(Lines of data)
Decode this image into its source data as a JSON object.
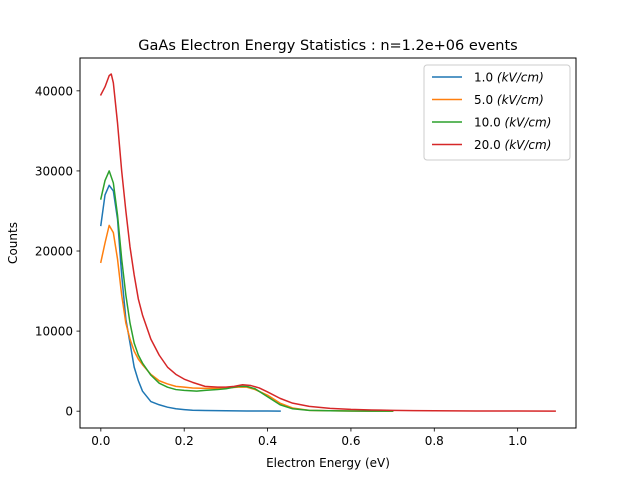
{
  "chart_data": {
    "type": "line",
    "title": "GaAs Electron Energy Statistics : n=1.2e+06 events",
    "xlabel": "Electron Energy (eV)",
    "ylabel": "Counts",
    "xlim": [
      -0.05,
      1.14
    ],
    "ylim": [
      -2100,
      44100
    ],
    "xticks": [
      "0.0",
      "0.2",
      "0.4",
      "0.6",
      "0.8",
      "1.0"
    ],
    "xtick_values": [
      0.0,
      0.2,
      0.4,
      0.6,
      0.8,
      1.0
    ],
    "yticks": [
      "0",
      "10000",
      "20000",
      "30000",
      "40000"
    ],
    "ytick_values": [
      0,
      10000,
      20000,
      30000,
      40000
    ],
    "grid": false,
    "legend_position": "top-right",
    "series": [
      {
        "name": "1.0",
        "units": "(kV/cm)",
        "color": "#1f77b4",
        "x": [
          0.0,
          0.01,
          0.02,
          0.03,
          0.04,
          0.05,
          0.06,
          0.07,
          0.08,
          0.09,
          0.1,
          0.12,
          0.14,
          0.16,
          0.18,
          0.2,
          0.22,
          0.25,
          0.3,
          0.35,
          0.4,
          0.43
        ],
        "y": [
          23200,
          27000,
          28200,
          27500,
          24000,
          17000,
          11500,
          8500,
          5500,
          3800,
          2500,
          1200,
          800,
          500,
          300,
          200,
          120,
          80,
          50,
          30,
          20,
          10
        ]
      },
      {
        "name": "5.0",
        "units": "(kV/cm)",
        "color": "#ff7f0e",
        "x": [
          0.0,
          0.01,
          0.02,
          0.03,
          0.04,
          0.05,
          0.06,
          0.07,
          0.08,
          0.09,
          0.1,
          0.12,
          0.14,
          0.16,
          0.18,
          0.2,
          0.22,
          0.25,
          0.28,
          0.3,
          0.33,
          0.35,
          0.37,
          0.4,
          0.43,
          0.46,
          0.5,
          0.55,
          0.6,
          0.65,
          0.7
        ],
        "y": [
          18600,
          21000,
          23200,
          22300,
          19000,
          14500,
          11000,
          9000,
          7500,
          6500,
          5800,
          4600,
          3800,
          3400,
          3100,
          3000,
          2900,
          2850,
          2850,
          2900,
          3000,
          3000,
          2700,
          2000,
          1000,
          400,
          100,
          50,
          20,
          10,
          5
        ]
      },
      {
        "name": "10.0",
        "units": "(kV/cm)",
        "color": "#2ca02c",
        "x": [
          0.0,
          0.01,
          0.02,
          0.03,
          0.04,
          0.05,
          0.06,
          0.07,
          0.08,
          0.09,
          0.1,
          0.12,
          0.14,
          0.16,
          0.18,
          0.2,
          0.23,
          0.25,
          0.28,
          0.3,
          0.33,
          0.35,
          0.37,
          0.4,
          0.43,
          0.46,
          0.5,
          0.55,
          0.6,
          0.65,
          0.7
        ],
        "y": [
          26500,
          28800,
          30000,
          28500,
          24500,
          19000,
          14500,
          11000,
          8500,
          7000,
          6000,
          4500,
          3500,
          3000,
          2700,
          2600,
          2500,
          2600,
          2700,
          2800,
          3100,
          3100,
          2800,
          1800,
          800,
          300,
          100,
          50,
          20,
          10,
          5
        ]
      },
      {
        "name": "20.0",
        "units": "(kV/cm)",
        "color": "#d62728",
        "x": [
          0.0,
          0.01,
          0.02,
          0.025,
          0.03,
          0.04,
          0.05,
          0.06,
          0.07,
          0.08,
          0.09,
          0.1,
          0.12,
          0.14,
          0.16,
          0.18,
          0.2,
          0.22,
          0.25,
          0.28,
          0.3,
          0.32,
          0.34,
          0.36,
          0.38,
          0.4,
          0.43,
          0.46,
          0.5,
          0.55,
          0.6,
          0.65,
          0.7,
          0.75,
          0.8,
          0.9,
          1.0,
          1.09
        ],
        "y": [
          39500,
          40500,
          41900,
          42100,
          41000,
          36000,
          30000,
          25000,
          20500,
          17000,
          14000,
          12000,
          9000,
          7000,
          5500,
          4600,
          4000,
          3600,
          3100,
          3000,
          3000,
          3100,
          3300,
          3200,
          2900,
          2400,
          1600,
          1000,
          600,
          350,
          220,
          150,
          100,
          70,
          50,
          30,
          15,
          10
        ]
      }
    ]
  }
}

▶ **TASK TO COMPLETE**
Copy every single line of the material above that holds "color".

▶ **WORKED ANSWER**
        "color": "#1f77b4",
        "color": "#ff7f0e",
        "color": "#2ca02c",
        "color": "#d62728",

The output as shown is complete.